**Exercise objective**: Reproduce every entry exactly.

**Material**:
>>>>

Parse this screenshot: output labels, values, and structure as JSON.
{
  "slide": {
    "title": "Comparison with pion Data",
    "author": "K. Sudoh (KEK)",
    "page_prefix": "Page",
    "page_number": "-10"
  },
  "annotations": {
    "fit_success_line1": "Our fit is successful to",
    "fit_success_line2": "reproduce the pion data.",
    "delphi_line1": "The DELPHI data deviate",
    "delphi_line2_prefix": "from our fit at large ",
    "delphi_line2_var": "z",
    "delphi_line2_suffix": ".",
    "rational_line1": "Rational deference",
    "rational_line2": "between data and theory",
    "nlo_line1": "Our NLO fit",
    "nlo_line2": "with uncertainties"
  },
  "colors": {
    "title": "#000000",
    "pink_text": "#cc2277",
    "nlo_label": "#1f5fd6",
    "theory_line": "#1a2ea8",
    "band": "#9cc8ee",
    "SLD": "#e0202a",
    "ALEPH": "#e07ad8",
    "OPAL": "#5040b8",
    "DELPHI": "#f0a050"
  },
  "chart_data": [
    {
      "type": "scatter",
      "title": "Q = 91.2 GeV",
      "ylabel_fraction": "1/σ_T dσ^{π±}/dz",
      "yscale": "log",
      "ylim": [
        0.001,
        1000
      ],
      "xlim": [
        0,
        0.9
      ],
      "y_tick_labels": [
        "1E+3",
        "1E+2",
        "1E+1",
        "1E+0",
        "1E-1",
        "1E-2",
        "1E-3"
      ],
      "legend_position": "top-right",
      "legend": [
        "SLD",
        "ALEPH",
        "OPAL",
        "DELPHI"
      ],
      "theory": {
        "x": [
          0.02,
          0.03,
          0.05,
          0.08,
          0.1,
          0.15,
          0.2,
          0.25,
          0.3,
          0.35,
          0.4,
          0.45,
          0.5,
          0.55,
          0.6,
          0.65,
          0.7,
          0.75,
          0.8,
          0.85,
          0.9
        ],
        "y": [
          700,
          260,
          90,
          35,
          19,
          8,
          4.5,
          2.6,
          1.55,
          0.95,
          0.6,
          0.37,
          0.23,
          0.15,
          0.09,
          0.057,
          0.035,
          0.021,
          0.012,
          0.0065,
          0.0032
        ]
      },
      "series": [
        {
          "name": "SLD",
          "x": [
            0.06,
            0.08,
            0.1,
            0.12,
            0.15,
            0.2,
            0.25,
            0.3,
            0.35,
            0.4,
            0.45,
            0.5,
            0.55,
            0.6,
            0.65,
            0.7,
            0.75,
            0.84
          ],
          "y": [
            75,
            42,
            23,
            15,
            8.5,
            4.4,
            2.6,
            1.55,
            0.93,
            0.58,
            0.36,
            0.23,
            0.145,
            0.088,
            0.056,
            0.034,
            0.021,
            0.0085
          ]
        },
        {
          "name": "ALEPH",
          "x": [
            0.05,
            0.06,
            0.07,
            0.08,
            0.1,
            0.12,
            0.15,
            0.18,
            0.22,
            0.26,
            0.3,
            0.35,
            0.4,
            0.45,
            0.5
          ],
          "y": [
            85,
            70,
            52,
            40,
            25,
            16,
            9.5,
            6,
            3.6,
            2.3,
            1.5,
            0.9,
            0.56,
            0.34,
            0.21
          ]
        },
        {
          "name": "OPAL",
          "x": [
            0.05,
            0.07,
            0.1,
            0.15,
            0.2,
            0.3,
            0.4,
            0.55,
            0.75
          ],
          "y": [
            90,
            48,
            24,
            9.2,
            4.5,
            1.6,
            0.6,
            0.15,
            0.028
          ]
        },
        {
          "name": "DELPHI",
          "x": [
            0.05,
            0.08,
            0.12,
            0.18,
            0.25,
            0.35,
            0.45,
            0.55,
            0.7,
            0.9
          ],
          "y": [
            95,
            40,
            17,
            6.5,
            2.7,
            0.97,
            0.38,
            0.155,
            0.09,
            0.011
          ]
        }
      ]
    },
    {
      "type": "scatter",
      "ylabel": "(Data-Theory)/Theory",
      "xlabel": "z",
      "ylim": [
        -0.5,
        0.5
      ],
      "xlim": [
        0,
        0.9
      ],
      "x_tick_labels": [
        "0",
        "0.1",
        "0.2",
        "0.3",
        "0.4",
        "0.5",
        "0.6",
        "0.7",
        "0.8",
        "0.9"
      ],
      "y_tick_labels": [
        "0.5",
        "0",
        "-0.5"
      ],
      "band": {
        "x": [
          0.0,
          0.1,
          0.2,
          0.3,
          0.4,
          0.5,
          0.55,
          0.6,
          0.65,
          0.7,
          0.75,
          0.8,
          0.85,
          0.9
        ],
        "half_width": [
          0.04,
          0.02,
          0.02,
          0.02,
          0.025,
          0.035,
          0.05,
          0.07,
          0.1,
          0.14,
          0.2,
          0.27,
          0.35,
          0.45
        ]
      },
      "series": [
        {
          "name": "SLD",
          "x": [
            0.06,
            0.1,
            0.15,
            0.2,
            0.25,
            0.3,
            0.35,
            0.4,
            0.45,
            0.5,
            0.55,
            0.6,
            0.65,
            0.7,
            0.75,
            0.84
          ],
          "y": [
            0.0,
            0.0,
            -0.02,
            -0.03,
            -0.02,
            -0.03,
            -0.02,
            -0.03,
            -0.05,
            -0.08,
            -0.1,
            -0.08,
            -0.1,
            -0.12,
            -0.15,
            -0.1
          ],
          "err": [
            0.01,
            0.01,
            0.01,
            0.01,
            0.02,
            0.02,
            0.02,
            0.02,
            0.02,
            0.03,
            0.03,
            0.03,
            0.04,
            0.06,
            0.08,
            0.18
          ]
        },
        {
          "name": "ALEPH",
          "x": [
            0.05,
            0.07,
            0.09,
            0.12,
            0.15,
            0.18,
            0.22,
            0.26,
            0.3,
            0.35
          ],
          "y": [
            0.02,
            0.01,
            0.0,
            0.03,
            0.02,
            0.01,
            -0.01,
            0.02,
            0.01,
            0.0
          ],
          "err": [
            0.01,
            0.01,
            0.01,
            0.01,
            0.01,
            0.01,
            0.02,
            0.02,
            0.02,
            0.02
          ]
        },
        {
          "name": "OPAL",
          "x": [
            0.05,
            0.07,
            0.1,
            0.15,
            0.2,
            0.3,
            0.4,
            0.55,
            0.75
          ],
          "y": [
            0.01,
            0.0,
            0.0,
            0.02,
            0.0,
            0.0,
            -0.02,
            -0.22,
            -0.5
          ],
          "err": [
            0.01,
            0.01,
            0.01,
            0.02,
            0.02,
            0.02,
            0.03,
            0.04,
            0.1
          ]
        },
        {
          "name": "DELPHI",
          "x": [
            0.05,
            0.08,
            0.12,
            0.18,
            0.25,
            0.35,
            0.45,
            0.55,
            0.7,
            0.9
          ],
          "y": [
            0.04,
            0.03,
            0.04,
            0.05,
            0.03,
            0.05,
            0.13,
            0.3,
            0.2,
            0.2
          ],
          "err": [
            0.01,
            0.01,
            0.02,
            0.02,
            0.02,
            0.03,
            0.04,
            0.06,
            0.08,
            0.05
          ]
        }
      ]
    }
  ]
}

<<<<

**Exercise solution**:
Parse this screenshot: output labels, values, and structure as JSON.
{
  "slide": {
    "title": "Comparison with pion Data",
    "author": "K. Sudoh (KEK)",
    "page_prefix": "Page",
    "page_number": "-10"
  },
  "annotations": {
    "fit_success_line1": "Our fit is successful to",
    "fit_success_line2": "reproduce the pion data.",
    "delphi_line1": "The DELPHI data deviate",
    "delphi_line2_prefix": "from our fit at large ",
    "delphi_line2_var": "z",
    "delphi_line2_suffix": ".",
    "rational_line1": "Rational deference",
    "rational_line2": "between data and theory",
    "nlo_line1": "Our NLO fit",
    "nlo_line2": "with uncertainties"
  },
  "colors": {
    "title": "#000000",
    "pink_text": "#cc2277",
    "nlo_label": "#1f5fd6",
    "theory_line": "#1a2ea8",
    "band": "#9cc8ee",
    "SLD": "#e0202a",
    "ALEPH": "#e07ad8",
    "OPAL": "#5040b8",
    "DELPHI": "#f0a050"
  },
  "chart_data": [
    {
      "type": "scatter",
      "title": "Q = 91.2 GeV",
      "ylabel_fraction": "1/σ_T dσ^{π±}/dz",
      "yscale": "log",
      "ylim": [
        0.001,
        1000
      ],
      "xlim": [
        0,
        0.9
      ],
      "y_tick_labels": [
        "1E+3",
        "1E+2",
        "1E+1",
        "1E+0",
        "1E-1",
        "1E-2",
        "1E-3"
      ],
      "legend_position": "top-right",
      "legend": [
        "SLD",
        "ALEPH",
        "OPAL",
        "DELPHI"
      ],
      "theory": {
        "x": [
          0.02,
          0.03,
          0.05,
          0.08,
          0.1,
          0.15,
          0.2,
          0.25,
          0.3,
          0.35,
          0.4,
          0.45,
          0.5,
          0.55,
          0.6,
          0.65,
          0.7,
          0.75,
          0.8,
          0.85,
          0.9
        ],
        "y": [
          700,
          260,
          90,
          35,
          19,
          8,
          4.5,
          2.6,
          1.55,
          0.95,
          0.6,
          0.37,
          0.23,
          0.15,
          0.09,
          0.057,
          0.035,
          0.021,
          0.012,
          0.0065,
          0.0032
        ]
      },
      "series": [
        {
          "name": "SLD",
          "x": [
            0.06,
            0.08,
            0.1,
            0.12,
            0.15,
            0.2,
            0.25,
            0.3,
            0.35,
            0.4,
            0.45,
            0.5,
            0.55,
            0.6,
            0.65,
            0.7,
            0.75,
            0.84
          ],
          "y": [
            75,
            42,
            23,
            15,
            8.5,
            4.4,
            2.6,
            1.55,
            0.93,
            0.58,
            0.36,
            0.23,
            0.145,
            0.088,
            0.056,
            0.034,
            0.021,
            0.0085
          ]
        },
        {
          "name": "ALEPH",
          "x": [
            0.05,
            0.06,
            0.07,
            0.08,
            0.1,
            0.12,
            0.15,
            0.18,
            0.22,
            0.26,
            0.3,
            0.35,
            0.4,
            0.45,
            0.5
          ],
          "y": [
            85,
            70,
            52,
            40,
            25,
            16,
            9.5,
            6,
            3.6,
            2.3,
            1.5,
            0.9,
            0.56,
            0.34,
            0.21
          ]
        },
        {
          "name": "OPAL",
          "x": [
            0.05,
            0.07,
            0.1,
            0.15,
            0.2,
            0.3,
            0.4,
            0.55,
            0.75
          ],
          "y": [
            90,
            48,
            24,
            9.2,
            4.5,
            1.6,
            0.6,
            0.15,
            0.028
          ]
        },
        {
          "name": "DELPHI",
          "x": [
            0.05,
            0.08,
            0.12,
            0.18,
            0.25,
            0.35,
            0.45,
            0.55,
            0.7,
            0.9
          ],
          "y": [
            95,
            40,
            17,
            6.5,
            2.7,
            0.97,
            0.38,
            0.155,
            0.09,
            0.011
          ]
        }
      ]
    },
    {
      "type": "scatter",
      "ylabel": "(Data-Theory)/Theory",
      "xlabel": "z",
      "ylim": [
        -0.5,
        0.5
      ],
      "xlim": [
        0,
        0.9
      ],
      "x_tick_labels": [
        "0",
        "0.1",
        "0.2",
        "0.3",
        "0.4",
        "0.5",
        "0.6",
        "0.7",
        "0.8",
        "0.9"
      ],
      "y_tick_labels": [
        "0.5",
        "0",
        "-0.5"
      ],
      "band": {
        "x": [
          0.0,
          0.1,
          0.2,
          0.3,
          0.4,
          0.5,
          0.55,
          0.6,
          0.65,
          0.7,
          0.75,
          0.8,
          0.85,
          0.9
        ],
        "half_width": [
          0.04,
          0.02,
          0.02,
          0.02,
          0.025,
          0.035,
          0.05,
          0.07,
          0.1,
          0.14,
          0.2,
          0.27,
          0.35,
          0.45
        ]
      },
      "series": [
        {
          "name": "SLD",
          "x": [
            0.06,
            0.1,
            0.15,
            0.2,
            0.25,
            0.3,
            0.35,
            0.4,
            0.45,
            0.5,
            0.55,
            0.6,
            0.65,
            0.7,
            0.75,
            0.84
          ],
          "y": [
            0.0,
            0.0,
            -0.02,
            -0.03,
            -0.02,
            -0.03,
            -0.02,
            -0.03,
            -0.05,
            -0.08,
            -0.1,
            -0.08,
            -0.1,
            -0.12,
            -0.15,
            -0.1
          ],
          "err": [
            0.01,
            0.01,
            0.01,
            0.01,
            0.02,
            0.02,
            0.02,
            0.02,
            0.02,
            0.03,
            0.03,
            0.03,
            0.04,
            0.06,
            0.08,
            0.18
          ]
        },
        {
          "name": "ALEPH",
          "x": [
            0.05,
            0.07,
            0.09,
            0.12,
            0.15,
            0.18,
            0.22,
            0.26,
            0.3,
            0.35
          ],
          "y": [
            0.02,
            0.01,
            0.0,
            0.03,
            0.02,
            0.01,
            -0.01,
            0.02,
            0.01,
            0.0
          ],
          "err": [
            0.01,
            0.01,
            0.01,
            0.01,
            0.01,
            0.01,
            0.02,
            0.02,
            0.02,
            0.02
          ]
        },
        {
          "name": "OPAL",
          "x": [
            0.05,
            0.07,
            0.1,
            0.15,
            0.2,
            0.3,
            0.4,
            0.55,
            0.75
          ],
          "y": [
            0.01,
            0.0,
            0.0,
            0.02,
            0.0,
            0.0,
            -0.02,
            -0.22,
            -0.5
          ],
          "err": [
            0.01,
            0.01,
            0.01,
            0.02,
            0.02,
            0.02,
            0.03,
            0.04,
            0.1
          ]
        },
        {
          "name": "DELPHI",
          "x": [
            0.05,
            0.08,
            0.12,
            0.18,
            0.25,
            0.35,
            0.45,
            0.55,
            0.7,
            0.9
          ],
          "y": [
            0.04,
            0.03,
            0.04,
            0.05,
            0.03,
            0.05,
            0.13,
            0.3,
            0.2,
            0.2
          ],
          "err": [
            0.01,
            0.01,
            0.02,
            0.02,
            0.02,
            0.03,
            0.04,
            0.06,
            0.08,
            0.05
          ]
        }
      ]
    }
  ]
}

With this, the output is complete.